--- begin RECORDS SUPPLIED ---
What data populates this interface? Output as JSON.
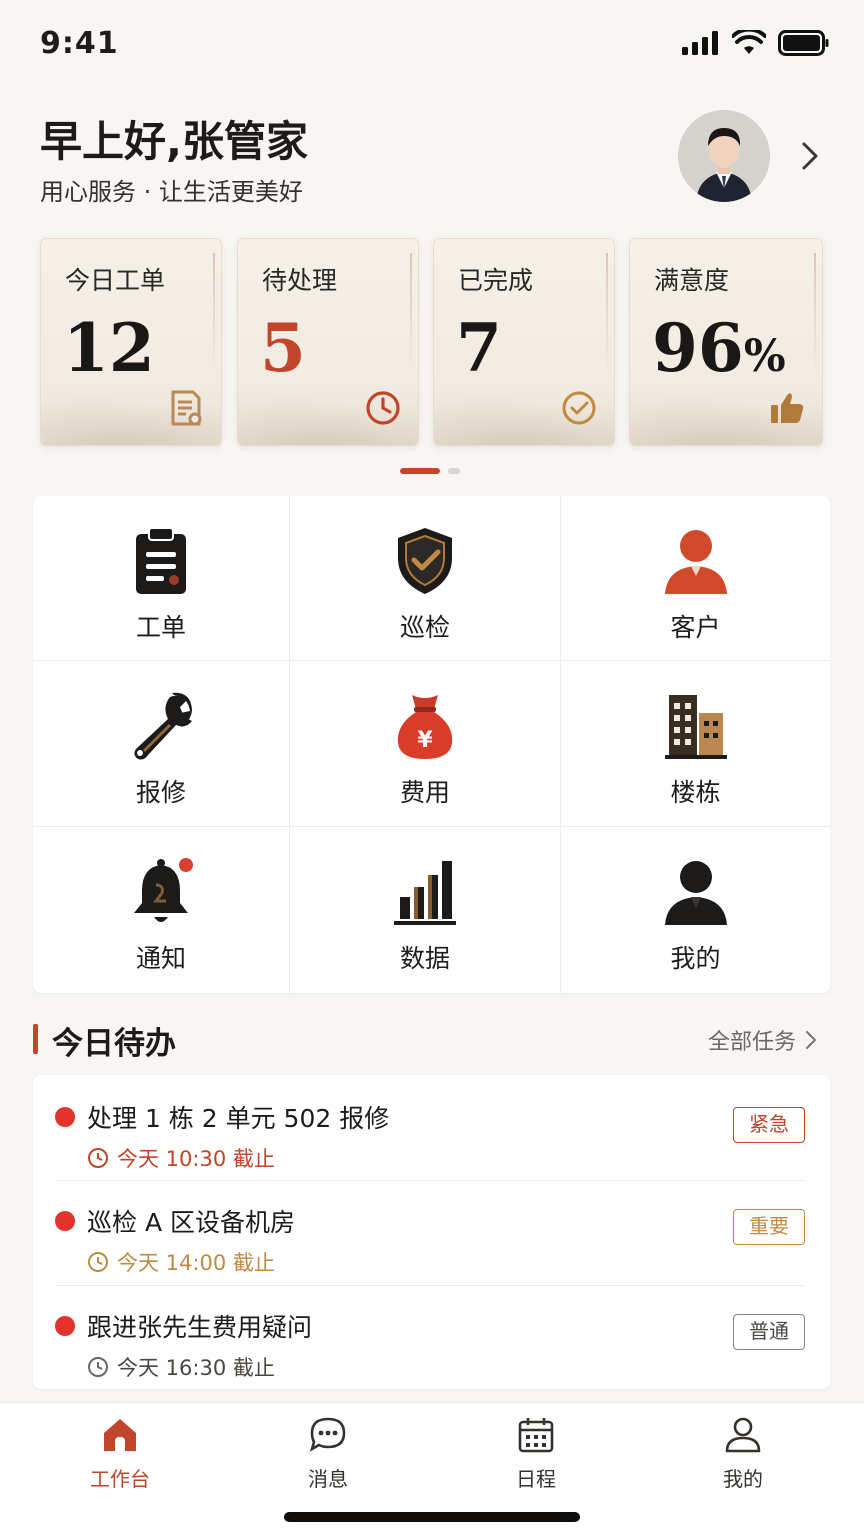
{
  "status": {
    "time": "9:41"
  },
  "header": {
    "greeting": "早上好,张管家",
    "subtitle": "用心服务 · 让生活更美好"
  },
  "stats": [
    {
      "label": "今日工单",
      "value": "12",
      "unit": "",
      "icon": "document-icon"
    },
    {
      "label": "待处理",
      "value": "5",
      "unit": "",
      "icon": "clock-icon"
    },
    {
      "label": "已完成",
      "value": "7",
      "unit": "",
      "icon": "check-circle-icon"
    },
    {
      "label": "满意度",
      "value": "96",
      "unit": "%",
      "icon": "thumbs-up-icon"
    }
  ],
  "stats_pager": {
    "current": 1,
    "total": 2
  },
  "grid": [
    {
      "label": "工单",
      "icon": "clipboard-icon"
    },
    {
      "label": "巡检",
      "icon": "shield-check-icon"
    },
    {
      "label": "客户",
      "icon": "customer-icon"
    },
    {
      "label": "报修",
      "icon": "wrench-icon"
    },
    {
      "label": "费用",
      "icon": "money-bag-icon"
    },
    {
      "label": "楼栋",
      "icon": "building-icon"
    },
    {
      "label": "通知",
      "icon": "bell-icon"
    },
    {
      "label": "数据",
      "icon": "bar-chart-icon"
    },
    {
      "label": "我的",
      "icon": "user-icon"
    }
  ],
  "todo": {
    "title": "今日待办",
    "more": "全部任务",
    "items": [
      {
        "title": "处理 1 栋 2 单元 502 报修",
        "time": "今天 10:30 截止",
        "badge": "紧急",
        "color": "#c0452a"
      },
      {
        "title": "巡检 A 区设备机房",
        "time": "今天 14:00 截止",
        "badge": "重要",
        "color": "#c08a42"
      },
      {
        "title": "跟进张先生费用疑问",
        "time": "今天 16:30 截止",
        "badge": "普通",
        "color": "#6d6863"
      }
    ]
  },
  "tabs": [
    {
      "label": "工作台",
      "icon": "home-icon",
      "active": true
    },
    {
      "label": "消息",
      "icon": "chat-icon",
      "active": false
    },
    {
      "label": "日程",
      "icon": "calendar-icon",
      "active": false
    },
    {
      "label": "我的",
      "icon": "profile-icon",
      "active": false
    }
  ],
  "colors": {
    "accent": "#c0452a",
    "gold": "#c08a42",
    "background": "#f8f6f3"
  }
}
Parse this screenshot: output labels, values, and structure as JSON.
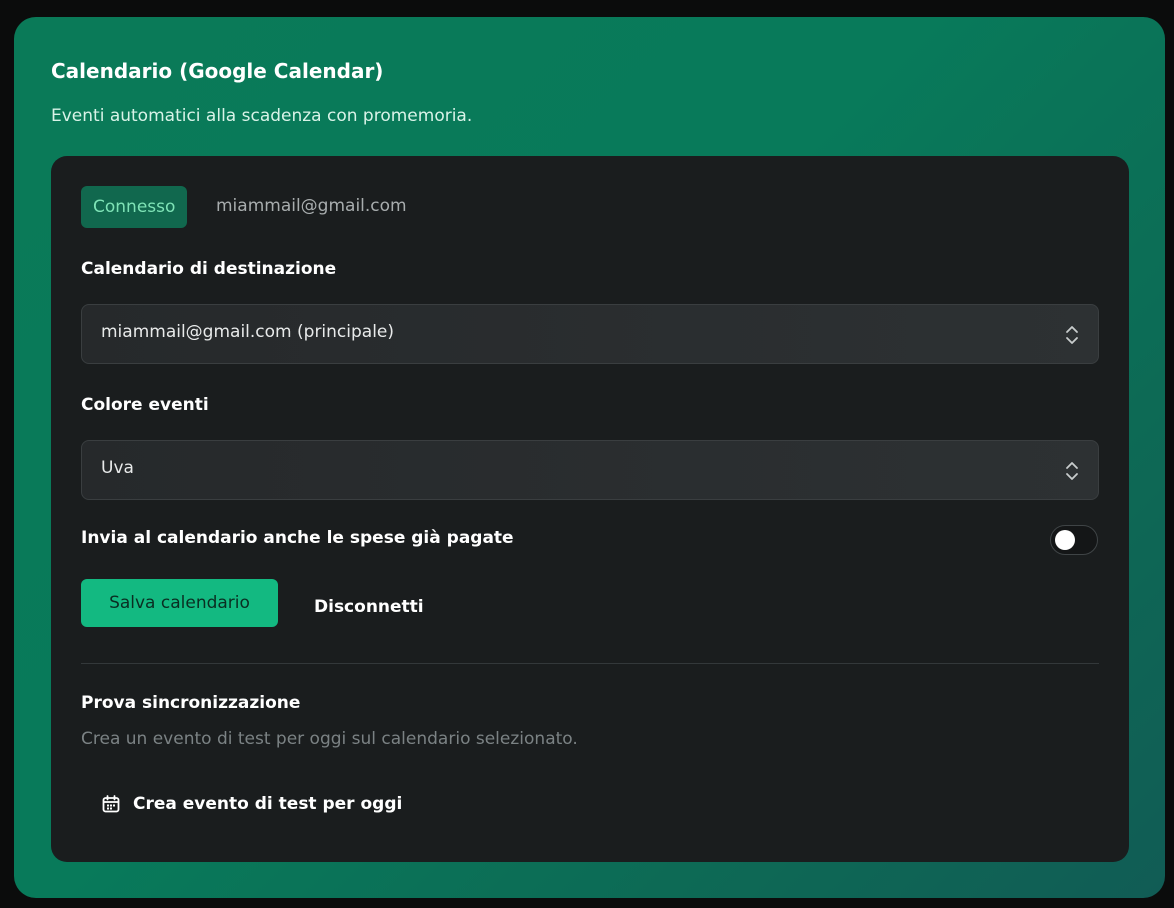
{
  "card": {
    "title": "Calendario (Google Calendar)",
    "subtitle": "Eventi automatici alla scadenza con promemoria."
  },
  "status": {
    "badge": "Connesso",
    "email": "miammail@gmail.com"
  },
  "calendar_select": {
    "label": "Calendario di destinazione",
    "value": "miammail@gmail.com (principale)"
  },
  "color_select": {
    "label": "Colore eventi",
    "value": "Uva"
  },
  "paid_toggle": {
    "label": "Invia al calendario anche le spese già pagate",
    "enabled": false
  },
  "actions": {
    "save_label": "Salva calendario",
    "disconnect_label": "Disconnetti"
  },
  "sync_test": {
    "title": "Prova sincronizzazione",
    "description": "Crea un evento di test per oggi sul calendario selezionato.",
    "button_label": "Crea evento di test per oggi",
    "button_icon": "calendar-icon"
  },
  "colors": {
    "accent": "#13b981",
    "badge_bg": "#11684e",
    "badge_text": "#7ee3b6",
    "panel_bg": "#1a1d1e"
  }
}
--- end RECORDS SUPPLIED ---
*WHAT YOU HAVE TO DO*
Make an exact copy of all entries above, dropping the images.

*EXERCISE ANSWER*
What data populates this interface? Output as JSON.
{
  "status": {
    "time": "9:41"
  },
  "header": {
    "greeting": "早上好,张管家",
    "subtitle": "用心服务 · 让生活更美好"
  },
  "stats": [
    {
      "label": "今日工单",
      "value": "12",
      "unit": "",
      "icon": "document-icon"
    },
    {
      "label": "待处理",
      "value": "5",
      "unit": "",
      "icon": "clock-icon"
    },
    {
      "label": "已完成",
      "value": "7",
      "unit": "",
      "icon": "check-circle-icon"
    },
    {
      "label": "满意度",
      "value": "96",
      "unit": "%",
      "icon": "thumbs-up-icon"
    }
  ],
  "stats_pager": {
    "current": 1,
    "total": 2
  },
  "grid": [
    {
      "label": "工单",
      "icon": "clipboard-icon"
    },
    {
      "label": "巡检",
      "icon": "shield-check-icon"
    },
    {
      "label": "客户",
      "icon": "customer-icon"
    },
    {
      "label": "报修",
      "icon": "wrench-icon"
    },
    {
      "label": "费用",
      "icon": "money-bag-icon"
    },
    {
      "label": "楼栋",
      "icon": "building-icon"
    },
    {
      "label": "通知",
      "icon": "bell-icon"
    },
    {
      "label": "数据",
      "icon": "bar-chart-icon"
    },
    {
      "label": "我的",
      "icon": "user-icon"
    }
  ],
  "todo": {
    "title": "今日待办",
    "more": "全部任务",
    "items": [
      {
        "title": "处理 1 栋 2 单元 502 报修",
        "time": "今天 10:30 截止",
        "badge": "紧急",
        "color": "#c0452a"
      },
      {
        "title": "巡检 A 区设备机房",
        "time": "今天 14:00 截止",
        "badge": "重要",
        "color": "#c08a42"
      },
      {
        "title": "跟进张先生费用疑问",
        "time": "今天 16:30 截止",
        "badge": "普通",
        "color": "#6d6863"
      }
    ]
  },
  "tabs": [
    {
      "label": "工作台",
      "icon": "home-icon",
      "active": true
    },
    {
      "label": "消息",
      "icon": "chat-icon",
      "active": false
    },
    {
      "label": "日程",
      "icon": "calendar-icon",
      "active": false
    },
    {
      "label": "我的",
      "icon": "profile-icon",
      "active": false
    }
  ],
  "colors": {
    "accent": "#c0452a",
    "gold": "#c08a42",
    "background": "#f8f6f3"
  }
}
Parse this screenshot: output labels, values, and structure as JSON.
{
  "card": {
    "title": "Calendario (Google Calendar)",
    "subtitle": "Eventi automatici alla scadenza con promemoria."
  },
  "status": {
    "badge": "Connesso",
    "email": "miammail@gmail.com"
  },
  "calendar_select": {
    "label": "Calendario di destinazione",
    "value": "miammail@gmail.com (principale)"
  },
  "color_select": {
    "label": "Colore eventi",
    "value": "Uva"
  },
  "paid_toggle": {
    "label": "Invia al calendario anche le spese già pagate",
    "enabled": false
  },
  "actions": {
    "save_label": "Salva calendario",
    "disconnect_label": "Disconnetti"
  },
  "sync_test": {
    "title": "Prova sincronizzazione",
    "description": "Crea un evento di test per oggi sul calendario selezionato.",
    "button_label": "Crea evento di test per oggi",
    "button_icon": "calendar-icon"
  },
  "colors": {
    "accent": "#13b981",
    "badge_bg": "#11684e",
    "badge_text": "#7ee3b6",
    "panel_bg": "#1a1d1e"
  }
}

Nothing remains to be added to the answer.